[Items from a dataset]
----------
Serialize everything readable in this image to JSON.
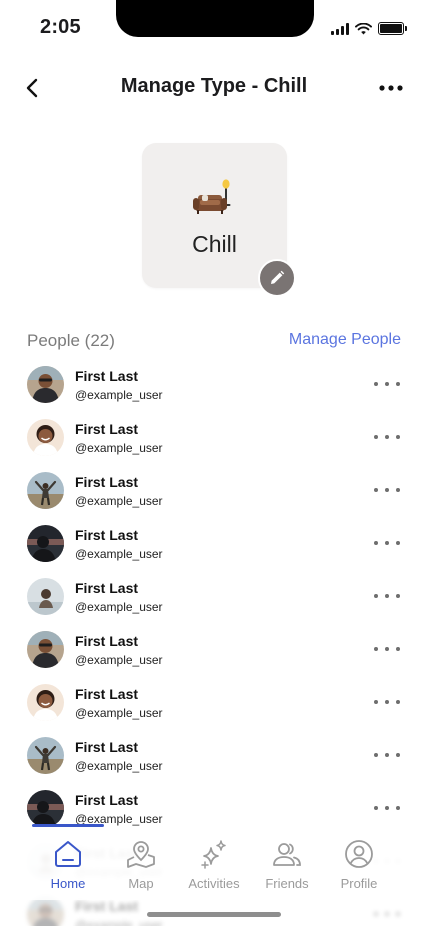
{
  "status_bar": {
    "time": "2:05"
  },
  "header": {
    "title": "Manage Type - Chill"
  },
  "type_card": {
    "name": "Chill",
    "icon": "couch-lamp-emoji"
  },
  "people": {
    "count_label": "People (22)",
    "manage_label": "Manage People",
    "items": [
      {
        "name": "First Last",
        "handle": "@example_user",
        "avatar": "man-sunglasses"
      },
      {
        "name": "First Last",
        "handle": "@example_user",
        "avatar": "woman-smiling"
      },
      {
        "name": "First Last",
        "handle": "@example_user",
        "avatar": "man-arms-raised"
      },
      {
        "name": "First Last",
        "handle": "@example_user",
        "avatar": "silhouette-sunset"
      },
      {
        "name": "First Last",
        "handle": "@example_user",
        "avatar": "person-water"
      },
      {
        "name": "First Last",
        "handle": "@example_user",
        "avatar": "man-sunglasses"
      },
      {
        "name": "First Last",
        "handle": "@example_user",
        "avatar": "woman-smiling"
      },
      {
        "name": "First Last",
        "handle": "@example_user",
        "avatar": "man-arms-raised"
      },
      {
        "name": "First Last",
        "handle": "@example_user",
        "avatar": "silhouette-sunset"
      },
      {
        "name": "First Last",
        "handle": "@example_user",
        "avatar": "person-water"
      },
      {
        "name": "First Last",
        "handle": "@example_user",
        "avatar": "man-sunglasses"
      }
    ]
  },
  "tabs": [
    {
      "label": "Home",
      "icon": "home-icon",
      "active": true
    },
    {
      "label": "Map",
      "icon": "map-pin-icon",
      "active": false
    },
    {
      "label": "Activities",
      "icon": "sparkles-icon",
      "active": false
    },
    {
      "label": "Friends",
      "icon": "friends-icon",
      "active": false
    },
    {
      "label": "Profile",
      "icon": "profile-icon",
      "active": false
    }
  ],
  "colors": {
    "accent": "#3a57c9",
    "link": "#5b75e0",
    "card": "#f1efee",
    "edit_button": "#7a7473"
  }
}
----------
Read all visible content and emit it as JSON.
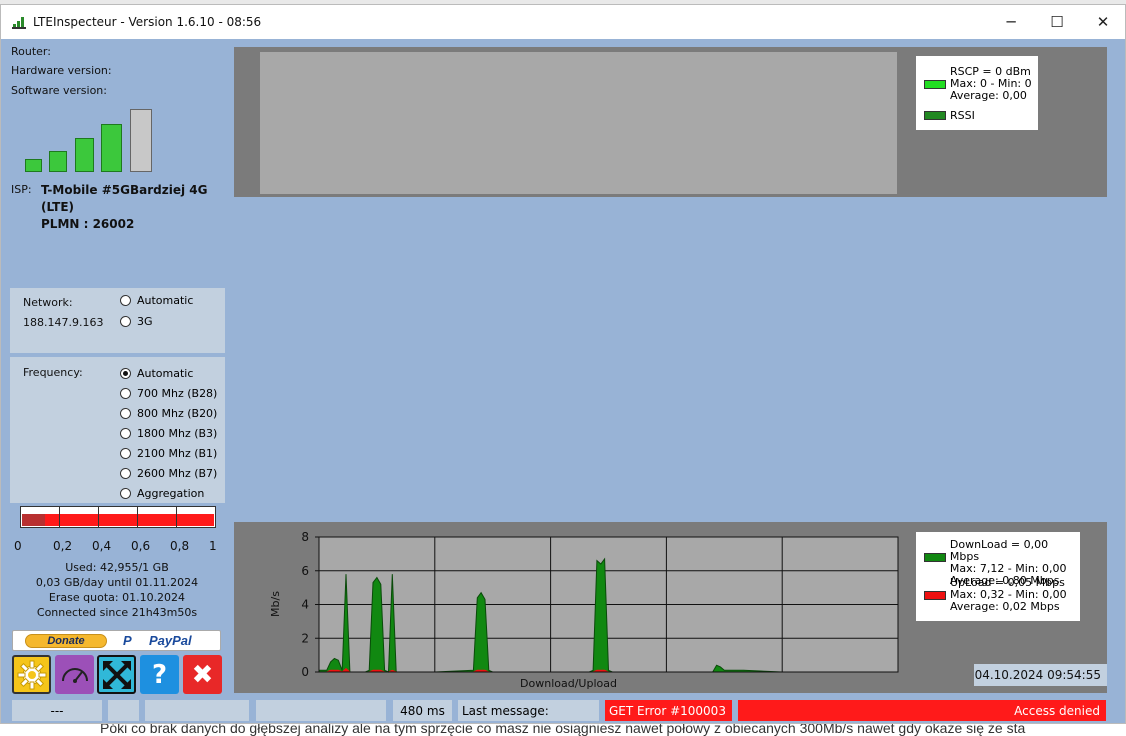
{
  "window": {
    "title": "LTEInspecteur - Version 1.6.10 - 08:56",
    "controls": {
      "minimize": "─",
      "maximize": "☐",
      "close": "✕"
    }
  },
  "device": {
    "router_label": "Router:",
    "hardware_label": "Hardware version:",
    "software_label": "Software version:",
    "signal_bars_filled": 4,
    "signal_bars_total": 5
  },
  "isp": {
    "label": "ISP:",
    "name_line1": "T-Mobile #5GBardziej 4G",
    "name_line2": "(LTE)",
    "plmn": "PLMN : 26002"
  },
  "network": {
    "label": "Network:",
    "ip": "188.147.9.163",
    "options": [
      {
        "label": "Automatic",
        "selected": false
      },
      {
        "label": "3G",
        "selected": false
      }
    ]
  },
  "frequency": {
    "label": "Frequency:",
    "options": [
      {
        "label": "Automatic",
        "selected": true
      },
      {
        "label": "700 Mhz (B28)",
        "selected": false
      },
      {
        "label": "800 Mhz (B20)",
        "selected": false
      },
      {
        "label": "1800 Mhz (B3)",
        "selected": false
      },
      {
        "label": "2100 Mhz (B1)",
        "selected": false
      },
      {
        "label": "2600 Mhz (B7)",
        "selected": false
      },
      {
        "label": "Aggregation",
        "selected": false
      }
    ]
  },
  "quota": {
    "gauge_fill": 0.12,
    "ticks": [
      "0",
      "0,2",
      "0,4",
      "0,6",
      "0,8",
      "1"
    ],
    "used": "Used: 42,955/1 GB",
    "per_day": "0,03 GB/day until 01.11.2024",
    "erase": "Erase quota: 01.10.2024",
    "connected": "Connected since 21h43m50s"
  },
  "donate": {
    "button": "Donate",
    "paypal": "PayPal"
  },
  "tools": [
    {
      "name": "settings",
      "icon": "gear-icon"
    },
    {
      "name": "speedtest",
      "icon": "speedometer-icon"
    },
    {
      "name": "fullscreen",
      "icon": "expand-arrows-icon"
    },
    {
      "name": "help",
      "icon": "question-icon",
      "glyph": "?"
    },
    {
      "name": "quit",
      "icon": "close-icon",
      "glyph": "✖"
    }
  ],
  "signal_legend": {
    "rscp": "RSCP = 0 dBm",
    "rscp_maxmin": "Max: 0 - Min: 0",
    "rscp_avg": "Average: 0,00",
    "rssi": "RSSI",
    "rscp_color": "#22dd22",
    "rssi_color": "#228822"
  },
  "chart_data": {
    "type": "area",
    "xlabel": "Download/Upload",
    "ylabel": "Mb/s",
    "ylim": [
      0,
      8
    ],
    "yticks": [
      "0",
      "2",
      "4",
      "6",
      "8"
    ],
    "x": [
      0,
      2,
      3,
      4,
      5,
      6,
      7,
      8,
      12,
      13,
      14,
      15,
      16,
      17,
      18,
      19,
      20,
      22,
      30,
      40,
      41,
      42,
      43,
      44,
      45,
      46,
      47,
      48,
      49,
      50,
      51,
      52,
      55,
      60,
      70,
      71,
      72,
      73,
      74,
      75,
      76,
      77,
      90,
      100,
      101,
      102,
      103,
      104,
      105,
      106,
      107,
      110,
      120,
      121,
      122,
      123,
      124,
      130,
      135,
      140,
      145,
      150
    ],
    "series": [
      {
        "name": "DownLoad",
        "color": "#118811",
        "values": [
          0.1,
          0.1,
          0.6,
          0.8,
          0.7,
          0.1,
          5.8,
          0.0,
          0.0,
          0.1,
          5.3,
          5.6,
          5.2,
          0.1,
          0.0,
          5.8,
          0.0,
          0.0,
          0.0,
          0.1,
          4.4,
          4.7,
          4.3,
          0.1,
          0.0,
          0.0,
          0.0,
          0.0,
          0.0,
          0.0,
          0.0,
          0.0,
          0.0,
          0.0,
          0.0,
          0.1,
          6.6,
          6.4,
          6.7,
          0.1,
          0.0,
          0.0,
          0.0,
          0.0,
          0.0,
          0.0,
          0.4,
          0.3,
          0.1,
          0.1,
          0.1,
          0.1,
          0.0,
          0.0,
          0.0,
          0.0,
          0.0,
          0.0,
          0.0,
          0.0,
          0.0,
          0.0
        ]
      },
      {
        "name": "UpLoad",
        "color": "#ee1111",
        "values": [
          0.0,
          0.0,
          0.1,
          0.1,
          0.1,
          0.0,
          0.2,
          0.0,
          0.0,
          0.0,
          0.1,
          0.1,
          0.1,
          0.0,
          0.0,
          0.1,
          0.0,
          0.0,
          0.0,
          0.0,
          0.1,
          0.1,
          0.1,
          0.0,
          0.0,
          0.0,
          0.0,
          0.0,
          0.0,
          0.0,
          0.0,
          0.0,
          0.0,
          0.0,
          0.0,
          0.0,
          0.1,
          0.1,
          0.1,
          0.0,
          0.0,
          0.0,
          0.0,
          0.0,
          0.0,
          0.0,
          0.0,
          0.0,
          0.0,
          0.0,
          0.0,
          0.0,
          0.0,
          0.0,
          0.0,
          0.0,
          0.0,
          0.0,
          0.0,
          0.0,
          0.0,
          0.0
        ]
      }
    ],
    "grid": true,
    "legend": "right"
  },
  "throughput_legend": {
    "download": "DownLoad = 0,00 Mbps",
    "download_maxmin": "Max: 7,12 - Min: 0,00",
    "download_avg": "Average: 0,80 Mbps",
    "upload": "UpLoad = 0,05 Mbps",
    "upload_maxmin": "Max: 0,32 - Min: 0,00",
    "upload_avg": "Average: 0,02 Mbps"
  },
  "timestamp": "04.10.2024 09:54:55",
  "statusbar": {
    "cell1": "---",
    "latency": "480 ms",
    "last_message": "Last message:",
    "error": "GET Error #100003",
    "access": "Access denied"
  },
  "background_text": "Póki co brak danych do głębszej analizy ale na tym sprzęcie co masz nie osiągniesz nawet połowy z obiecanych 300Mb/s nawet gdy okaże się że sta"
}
----------
Exercise. Copy each line of the records that contains the word "true".

Output below.
      "active": true
        "selected": true
    "grid": true,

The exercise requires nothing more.